>> Start Given entries
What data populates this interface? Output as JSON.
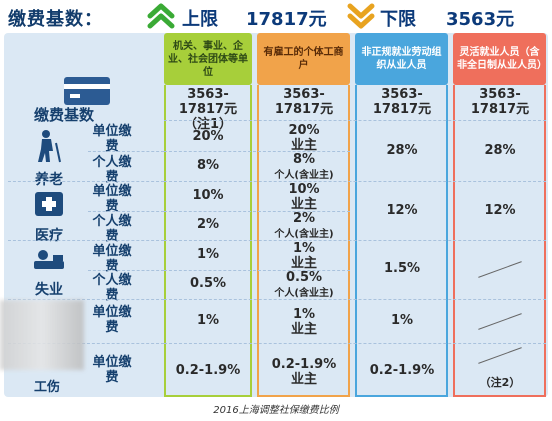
{
  "header": {
    "label": "缴费基数：",
    "upper_label": "上限",
    "upper_value": "17817元",
    "lower_label": "下限",
    "lower_value": "3563元",
    "up_icon": "double-chevron-up-icon",
    "down_icon": "double-chevron-down-icon",
    "up_color": "#3aaa35",
    "down_color": "#e8a320"
  },
  "row_labels": {
    "base": "缴费基数",
    "pension": "养老",
    "medical": "医疗",
    "unemployment": "失业",
    "injury": "工伤",
    "unit": "单位缴费",
    "personal": "个人缴费"
  },
  "columns": [
    {
      "header": "机关、事业、企业、社会团体等单位",
      "color": "#a7cf3a"
    },
    {
      "header": "有雇工的个体工商户",
      "color": "#f1a34a"
    },
    {
      "header": "非正规就业劳动组织从业人员",
      "color": "#4aa6dd"
    },
    {
      "header": "灵活就业人员（含非全日制从业人员）",
      "color": "#ef6f5c"
    }
  ],
  "cells": {
    "base": [
      "3563-17817元（注1）",
      "3563-17817元",
      "3563-17817元",
      "3563-17817元"
    ],
    "pension_unit": [
      "20%",
      "20%",
      "业主"
    ],
    "pension_personal": [
      "8%",
      "8%",
      "个人(含业主)"
    ],
    "pension_col3": "28%",
    "pension_col4": "28%",
    "medical_unit": [
      "10%",
      "10%",
      "业主"
    ],
    "medical_personal": [
      "2%",
      "2%",
      "个人(含业主)"
    ],
    "medical_col3": "12%",
    "medical_col4": "12%",
    "unemp_unit": [
      "1%",
      "1%",
      "业主"
    ],
    "unemp_personal": [
      "0.5%",
      "0.5%",
      "个人(含业主)"
    ],
    "unemp_col3": "1.5%",
    "maternity_unit": [
      "1%",
      "1%",
      "业主"
    ],
    "maternity_col3": "1%",
    "injury_unit": [
      "0.2-1.9%",
      "0.2-1.9%",
      "业主"
    ],
    "injury_col3": "0.2-1.9%",
    "injury_col4": "（注2）"
  },
  "caption": "2016上海调整社保缴费比例"
}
>> End Given entries
Generate a word-for-word copy of the preceding records, excluding all pictures.

What data populates this interface? Output as JSON.
{
  "header": {
    "label": "缴费基数：",
    "upper_label": "上限",
    "upper_value": "17817元",
    "lower_label": "下限",
    "lower_value": "3563元",
    "up_icon": "double-chevron-up-icon",
    "down_icon": "double-chevron-down-icon",
    "up_color": "#3aaa35",
    "down_color": "#e8a320"
  },
  "row_labels": {
    "base": "缴费基数",
    "pension": "养老",
    "medical": "医疗",
    "unemployment": "失业",
    "injury": "工伤",
    "unit": "单位缴费",
    "personal": "个人缴费"
  },
  "columns": [
    {
      "header": "机关、事业、企业、社会团体等单位",
      "color": "#a7cf3a"
    },
    {
      "header": "有雇工的个体工商户",
      "color": "#f1a34a"
    },
    {
      "header": "非正规就业劳动组织从业人员",
      "color": "#4aa6dd"
    },
    {
      "header": "灵活就业人员（含非全日制从业人员）",
      "color": "#ef6f5c"
    }
  ],
  "cells": {
    "base": [
      "3563-17817元（注1）",
      "3563-17817元",
      "3563-17817元",
      "3563-17817元"
    ],
    "pension_unit": [
      "20%",
      "20%",
      "业主"
    ],
    "pension_personal": [
      "8%",
      "8%",
      "个人(含业主)"
    ],
    "pension_col3": "28%",
    "pension_col4": "28%",
    "medical_unit": [
      "10%",
      "10%",
      "业主"
    ],
    "medical_personal": [
      "2%",
      "2%",
      "个人(含业主)"
    ],
    "medical_col3": "12%",
    "medical_col4": "12%",
    "unemp_unit": [
      "1%",
      "1%",
      "业主"
    ],
    "unemp_personal": [
      "0.5%",
      "0.5%",
      "个人(含业主)"
    ],
    "unemp_col3": "1.5%",
    "maternity_unit": [
      "1%",
      "1%",
      "业主"
    ],
    "maternity_col3": "1%",
    "injury_unit": [
      "0.2-1.9%",
      "0.2-1.9%",
      "业主"
    ],
    "injury_col3": "0.2-1.9%",
    "injury_col4": "（注2）"
  },
  "caption": "2016上海调整社保缴费比例"
}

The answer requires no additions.